§ **Saved entries**
◇ ◇ ◇ ◇ ◇
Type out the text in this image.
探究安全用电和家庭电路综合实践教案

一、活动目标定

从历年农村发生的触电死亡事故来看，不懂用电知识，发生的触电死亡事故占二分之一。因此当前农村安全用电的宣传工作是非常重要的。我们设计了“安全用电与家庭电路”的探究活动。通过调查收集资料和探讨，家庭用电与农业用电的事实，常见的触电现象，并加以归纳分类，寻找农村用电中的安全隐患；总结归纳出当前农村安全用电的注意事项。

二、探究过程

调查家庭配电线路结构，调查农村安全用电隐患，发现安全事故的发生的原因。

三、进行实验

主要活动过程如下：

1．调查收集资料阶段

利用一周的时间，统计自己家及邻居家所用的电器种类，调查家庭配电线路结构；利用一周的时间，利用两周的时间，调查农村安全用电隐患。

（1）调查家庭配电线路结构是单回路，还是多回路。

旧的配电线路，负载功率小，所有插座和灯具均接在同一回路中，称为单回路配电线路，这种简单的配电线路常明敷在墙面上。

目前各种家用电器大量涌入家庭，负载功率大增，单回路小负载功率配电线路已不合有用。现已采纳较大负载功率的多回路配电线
◇ ◇ ◇ ◇ ◇
In the records above, how many lines contain the word "调查农村安全用电隐患"? Give the number alone.

§ **Exercise output**
2